- **Aim**
Transcribe every entry below word for word, but skip the pictures.

- **Data entries**
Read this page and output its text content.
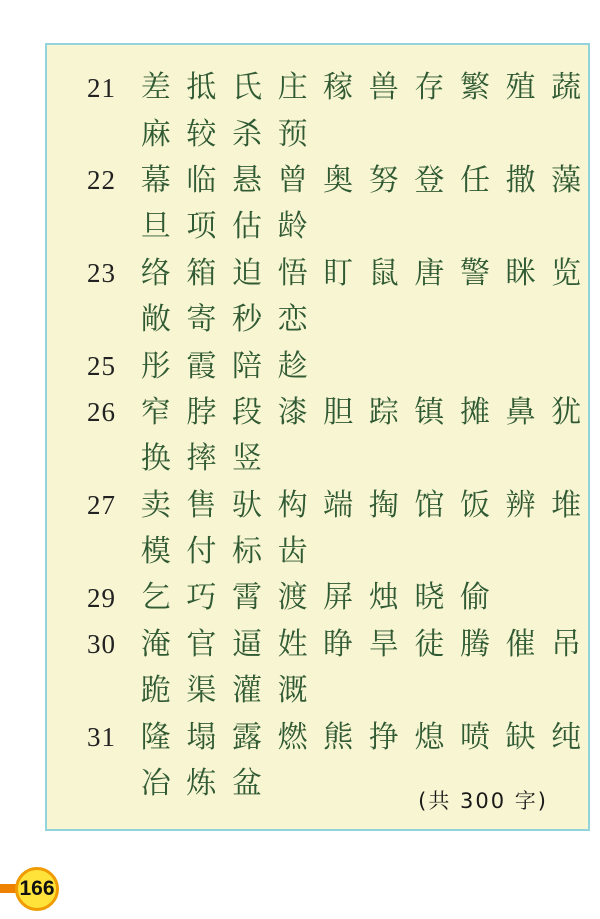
21 差 抵 氏 庄 稼 兽 存 繁 殖 蔬
麻 较 杀 预
22 幕 临 悬 曾 奥 努 登 任 撒 藻
旦 项 估 龄
23 络 箱 迫 悟 盯 鼠 唐 警 眯 览
敞 寄 秒 恋
25 彤 霞 陪 趁
26 窄 脖 段 漆 胆 踪 镇 摊 鼻 犹
换 摔 竖
27 卖 售 驮 构 端 掏 馆 饭 辨 堆
模 付 标 齿
29 乞 巧 霄 渡 屏 烛 晓 偷
30 淹 官 逼 姓 睁 旱 徒 腾 催 吊
跪 渠 灌 溉
31 隆 塌 露 燃 熊 挣 熄 喷 缺 纯
冶 炼 盆	(共 300 字)
166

- **Exercise output**
Read this page and output its text content.
21 差 抵 氏 庄 稼 兽 存 繁 殖 蔬
麻 较 杀 预
22 幕 临 悬 曾 奥 努 登 任 撒 藻
旦 项 估 龄
23 络 箱 迫 悟 盯 鼠 唐 警 眯 览
敞 寄 秒 恋
25 彤 霞 陪 趁
26 窄 脖 段 漆 胆 踪 镇 摊 鼻 犹
换 摔 竖
27 卖 售 驮 构 端 掏 馆 饭 辨 堆
模 付 标 齿
29 乞 巧 霄 渡 屏 烛 晓 偷
30 淹 官 逼 姓 睁 旱 徒 腾 催 吊
跪 渠 灌 溉
31 隆 塌 露 燃 熊 挣 熄 喷 缺 纯
冶 炼 盆	(共 300 字)
166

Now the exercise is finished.